#### Records for the exercise

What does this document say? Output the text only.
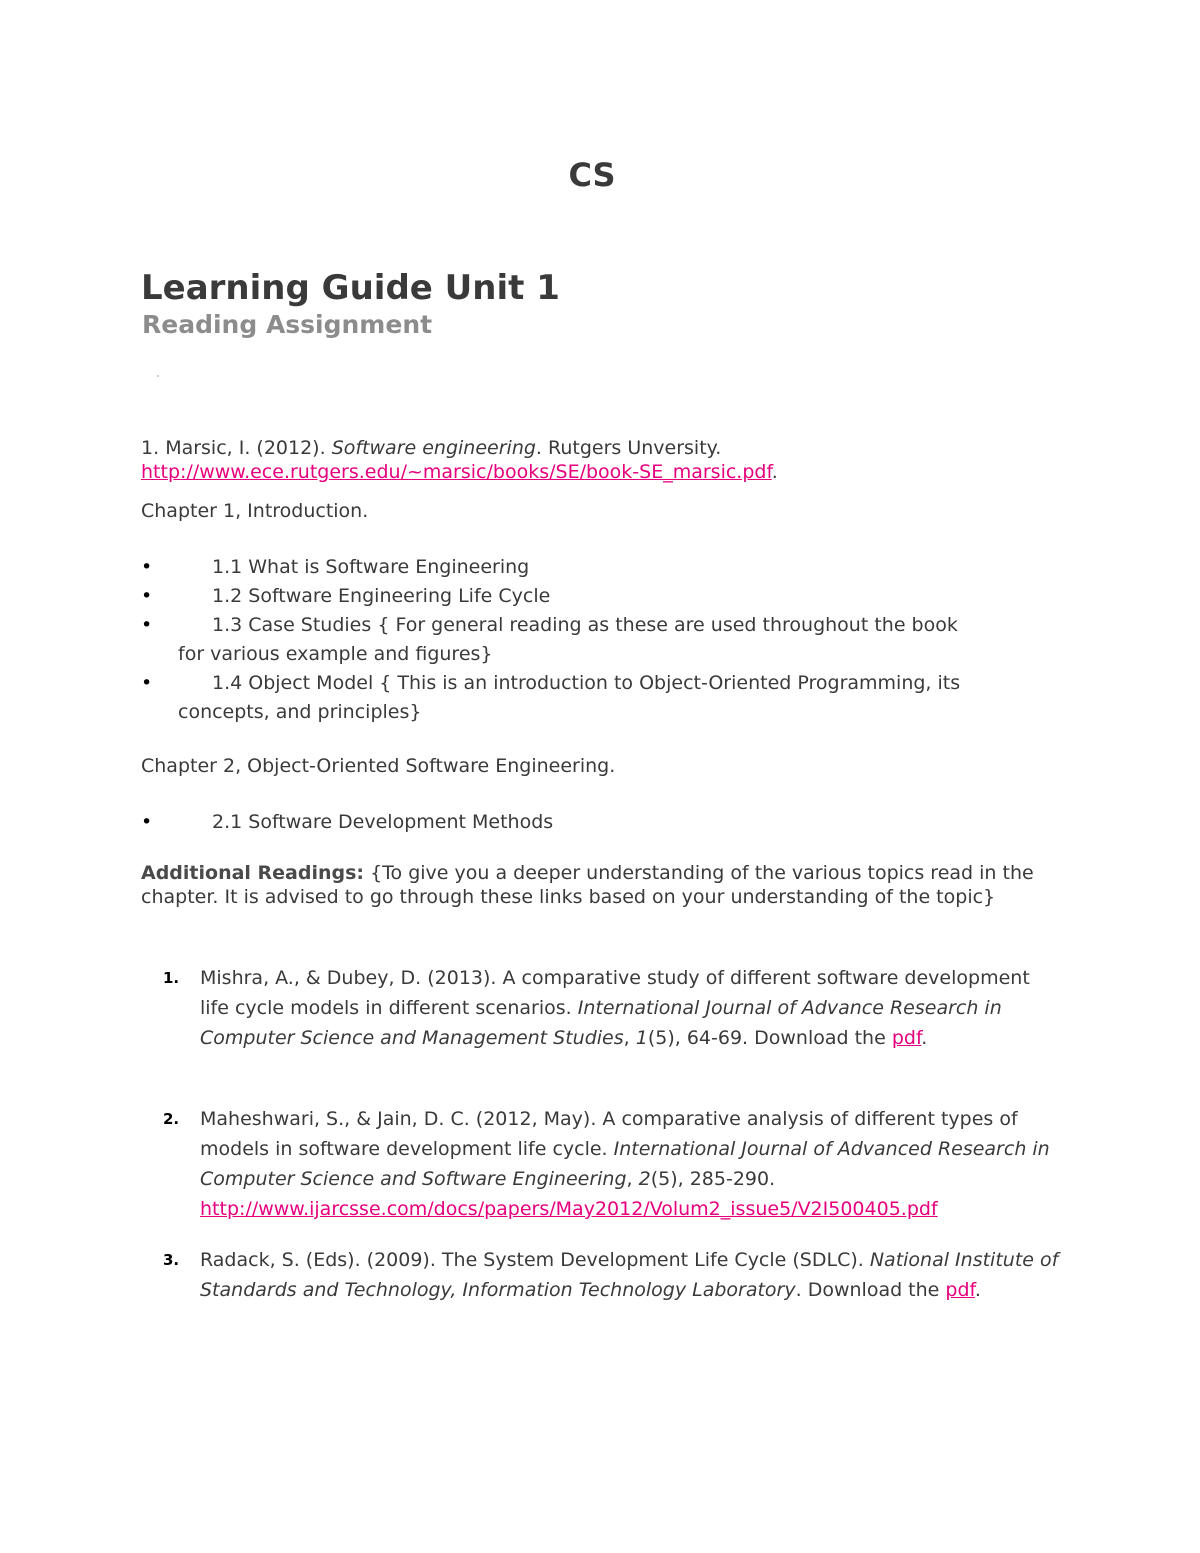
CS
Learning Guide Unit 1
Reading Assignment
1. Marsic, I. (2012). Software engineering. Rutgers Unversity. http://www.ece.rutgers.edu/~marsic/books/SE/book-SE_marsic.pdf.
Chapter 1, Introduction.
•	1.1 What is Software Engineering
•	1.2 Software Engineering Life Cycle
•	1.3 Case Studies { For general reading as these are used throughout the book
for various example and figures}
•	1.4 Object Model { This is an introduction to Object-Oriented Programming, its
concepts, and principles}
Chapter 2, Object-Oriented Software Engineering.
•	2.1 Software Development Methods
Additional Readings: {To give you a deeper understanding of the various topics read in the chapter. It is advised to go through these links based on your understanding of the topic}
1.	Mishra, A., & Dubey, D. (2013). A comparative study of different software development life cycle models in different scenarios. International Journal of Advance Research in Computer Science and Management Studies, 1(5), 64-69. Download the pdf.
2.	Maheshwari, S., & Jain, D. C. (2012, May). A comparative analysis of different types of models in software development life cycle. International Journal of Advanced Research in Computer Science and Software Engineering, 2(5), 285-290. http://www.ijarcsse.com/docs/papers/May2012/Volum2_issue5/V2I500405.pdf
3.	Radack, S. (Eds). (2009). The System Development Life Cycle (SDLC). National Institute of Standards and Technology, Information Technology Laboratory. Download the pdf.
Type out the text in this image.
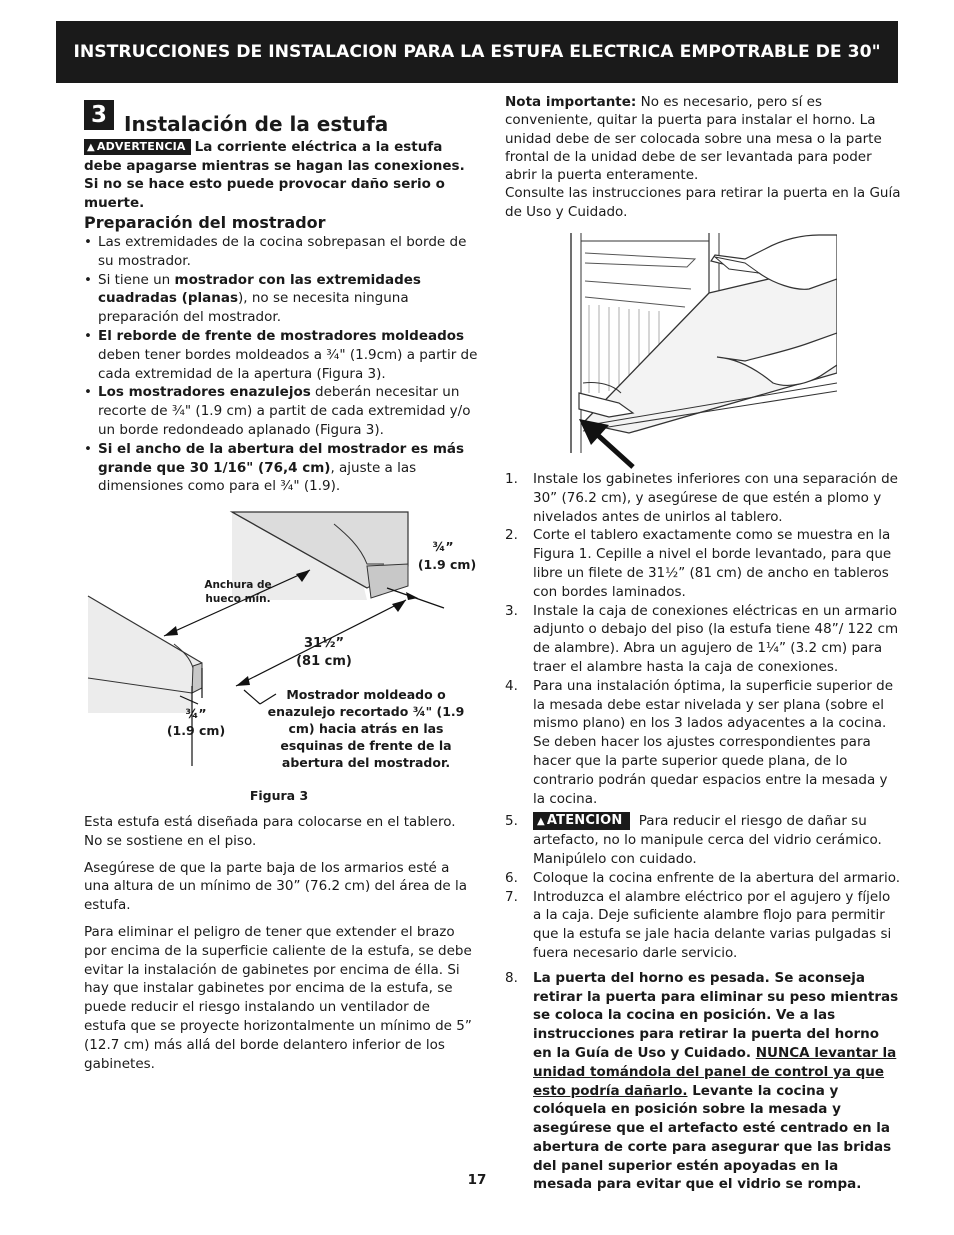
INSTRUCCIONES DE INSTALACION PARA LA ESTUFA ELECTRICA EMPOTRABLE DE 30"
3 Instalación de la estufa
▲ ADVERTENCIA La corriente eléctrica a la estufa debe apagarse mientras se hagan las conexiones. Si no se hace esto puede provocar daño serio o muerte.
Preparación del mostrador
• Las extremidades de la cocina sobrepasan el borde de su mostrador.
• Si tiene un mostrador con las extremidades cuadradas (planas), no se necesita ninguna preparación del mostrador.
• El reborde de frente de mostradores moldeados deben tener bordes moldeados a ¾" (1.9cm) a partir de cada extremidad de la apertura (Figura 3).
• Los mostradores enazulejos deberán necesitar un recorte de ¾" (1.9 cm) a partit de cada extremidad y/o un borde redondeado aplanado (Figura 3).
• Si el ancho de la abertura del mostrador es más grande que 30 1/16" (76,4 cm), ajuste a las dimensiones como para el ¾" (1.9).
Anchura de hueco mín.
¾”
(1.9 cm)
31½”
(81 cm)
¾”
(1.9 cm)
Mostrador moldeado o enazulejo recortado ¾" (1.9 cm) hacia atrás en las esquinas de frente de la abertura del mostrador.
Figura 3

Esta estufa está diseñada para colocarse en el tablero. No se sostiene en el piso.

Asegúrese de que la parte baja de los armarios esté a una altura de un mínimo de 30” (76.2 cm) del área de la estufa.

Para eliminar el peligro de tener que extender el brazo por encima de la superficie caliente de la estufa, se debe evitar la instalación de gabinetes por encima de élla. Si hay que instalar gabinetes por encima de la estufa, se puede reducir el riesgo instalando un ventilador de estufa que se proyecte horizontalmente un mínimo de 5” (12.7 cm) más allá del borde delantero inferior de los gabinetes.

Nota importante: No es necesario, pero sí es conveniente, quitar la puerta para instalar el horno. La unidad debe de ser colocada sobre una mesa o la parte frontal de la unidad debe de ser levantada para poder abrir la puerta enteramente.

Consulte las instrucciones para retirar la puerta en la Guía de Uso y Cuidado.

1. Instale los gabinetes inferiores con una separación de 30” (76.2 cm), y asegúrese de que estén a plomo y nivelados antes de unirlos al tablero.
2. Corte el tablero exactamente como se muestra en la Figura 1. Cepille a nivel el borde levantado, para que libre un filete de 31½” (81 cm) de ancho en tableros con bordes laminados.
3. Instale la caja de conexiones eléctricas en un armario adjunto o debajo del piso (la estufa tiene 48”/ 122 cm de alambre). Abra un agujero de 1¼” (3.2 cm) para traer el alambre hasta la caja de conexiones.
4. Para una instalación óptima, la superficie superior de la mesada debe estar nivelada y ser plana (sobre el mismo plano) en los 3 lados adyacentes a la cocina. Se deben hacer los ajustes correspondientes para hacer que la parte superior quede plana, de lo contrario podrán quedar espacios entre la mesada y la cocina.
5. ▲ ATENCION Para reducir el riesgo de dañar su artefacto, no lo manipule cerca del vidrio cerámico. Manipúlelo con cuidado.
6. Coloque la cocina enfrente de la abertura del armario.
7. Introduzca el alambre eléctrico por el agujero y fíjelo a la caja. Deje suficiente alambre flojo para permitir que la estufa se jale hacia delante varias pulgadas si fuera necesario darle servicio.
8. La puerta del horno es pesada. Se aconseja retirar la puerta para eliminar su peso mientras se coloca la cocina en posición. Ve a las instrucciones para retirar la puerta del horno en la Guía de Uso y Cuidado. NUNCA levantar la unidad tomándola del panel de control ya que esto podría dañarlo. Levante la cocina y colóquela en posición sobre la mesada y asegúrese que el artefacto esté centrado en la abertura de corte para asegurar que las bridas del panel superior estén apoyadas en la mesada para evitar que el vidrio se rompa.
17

#### Do this
All preceding records should be duplicated verbatim, images excepted.

#### Response to the task
What does this document say? Output the text only.
CS
Learning Guide Unit 1
Reading Assignment
1. Marsic, I. (2012). Software engineering. Rutgers Unversity. http://www.ece.rutgers.edu/~marsic/books/SE/book-SE_marsic.pdf.
Chapter 1, Introduction.
•	1.1 What is Software Engineering
•	1.2 Software Engineering Life Cycle
•	1.3 Case Studies { For general reading as these are used throughout the book
for various example and figures}
•	1.4 Object Model { This is an introduction to Object-Oriented Programming, its
concepts, and principles}
Chapter 2, Object-Oriented Software Engineering.
•	2.1 Software Development Methods
Additional Readings: {To give you a deeper understanding of the various topics read in the chapter. It is advised to go through these links based on your understanding of the topic}
1.	Mishra, A., & Dubey, D. (2013). A comparative study of different software development life cycle models in different scenarios. International Journal of Advance Research in Computer Science and Management Studies, 1(5), 64-69. Download the pdf.
2.	Maheshwari, S., & Jain, D. C. (2012, May). A comparative analysis of different types of models in software development life cycle. International Journal of Advanced Research in Computer Science and Software Engineering, 2(5), 285-290. http://www.ijarcsse.com/docs/papers/May2012/Volum2_issue5/V2I500405.pdf
3.	Radack, S. (Eds). (2009). The System Development Life Cycle (SDLC). National Institute of Standards and Technology, Information Technology Laboratory. Download the pdf.
Type out the text in this image.
INSTRUCCIONES DE INSTALACION PARA LA ESTUFA ELECTRICA EMPOTRABLE DE 30"
3 Instalación de la estufa
▲ ADVERTENCIA La corriente eléctrica a la estufa debe apagarse mientras se hagan las conexiones. Si no se hace esto puede provocar daño serio o muerte.
Preparación del mostrador
• Las extremidades de la cocina sobrepasan el borde de su mostrador.
• Si tiene un mostrador con las extremidades cuadradas (planas), no se necesita ninguna preparación del mostrador.
• El reborde de frente de mostradores moldeados deben tener bordes moldeados a ¾" (1.9cm) a partir de cada extremidad de la apertura (Figura 3).
• Los mostradores enazulejos deberán necesitar un recorte de ¾" (1.9 cm) a partit de cada extremidad y/o un borde redondeado aplanado (Figura 3).
• Si el ancho de la abertura del mostrador es más grande que 30 1/16" (76,4 cm), ajuste a las dimensiones como para el ¾" (1.9).
Anchura de hueco mín.
¾”
(1.9 cm)
31½”
(81 cm)
¾”
(1.9 cm)
Mostrador moldeado o enazulejo recortado ¾" (1.9 cm) hacia atrás en las esquinas de frente de la abertura del mostrador.
Figura 3

Esta estufa está diseñada para colocarse en el tablero. No se sostiene en el piso.

Asegúrese de que la parte baja de los armarios esté a una altura de un mínimo de 30” (76.2 cm) del área de la estufa.

Para eliminar el peligro de tener que extender el brazo por encima de la superficie caliente de la estufa, se debe evitar la instalación de gabinetes por encima de élla. Si hay que instalar gabinetes por encima de la estufa, se puede reducir el riesgo instalando un ventilador de estufa que se proyecte horizontalmente un mínimo de 5” (12.7 cm) más allá del borde delantero inferior de los gabinetes.

Nota importante: No es necesario, pero sí es conveniente, quitar la puerta para instalar el horno. La unidad debe de ser colocada sobre una mesa o la parte frontal de la unidad debe de ser levantada para poder abrir la puerta enteramente.

Consulte las instrucciones para retirar la puerta en la Guía de Uso y Cuidado.

1. Instale los gabinetes inferiores con una separación de 30” (76.2 cm), y asegúrese de que estén a plomo y nivelados antes de unirlos al tablero.
2. Corte el tablero exactamente como se muestra en la Figura 1. Cepille a nivel el borde levantado, para que libre un filete de 31½” (81 cm) de ancho en tableros con bordes laminados.
3. Instale la caja de conexiones eléctricas en un armario adjunto o debajo del piso (la estufa tiene 48”/ 122 cm de alambre). Abra un agujero de 1¼” (3.2 cm) para traer el alambre hasta la caja de conexiones.
4. Para una instalación óptima, la superficie superior de la mesada debe estar nivelada y ser plana (sobre el mismo plano) en los 3 lados adyacentes a la cocina. Se deben hacer los ajustes correspondientes para hacer que la parte superior quede plana, de lo contrario podrán quedar espacios entre la mesada y la cocina.
5. ▲ ATENCION Para reducir el riesgo de dañar su artefacto, no lo manipule cerca del vidrio cerámico. Manipúlelo con cuidado.
6. Coloque la cocina enfrente de la abertura del armario.
7. Introduzca el alambre eléctrico por el agujero y fíjelo a la caja. Deje suficiente alambre flojo para permitir que la estufa se jale hacia delante varias pulgadas si fuera necesario darle servicio.
8. La puerta del horno es pesada. Se aconseja retirar la puerta para eliminar su peso mientras se coloca la cocina en posición. Ve a las instrucciones para retirar la puerta del horno en la Guía de Uso y Cuidado. NUNCA levantar la unidad tomándola del panel de control ya que esto podría dañarlo. Levante la cocina y colóquela en posición sobre la mesada y asegúrese que el artefacto esté centrado en la abertura de corte para asegurar que las bridas del panel superior estén apoyadas en la mesada para evitar que el vidrio se rompa.
17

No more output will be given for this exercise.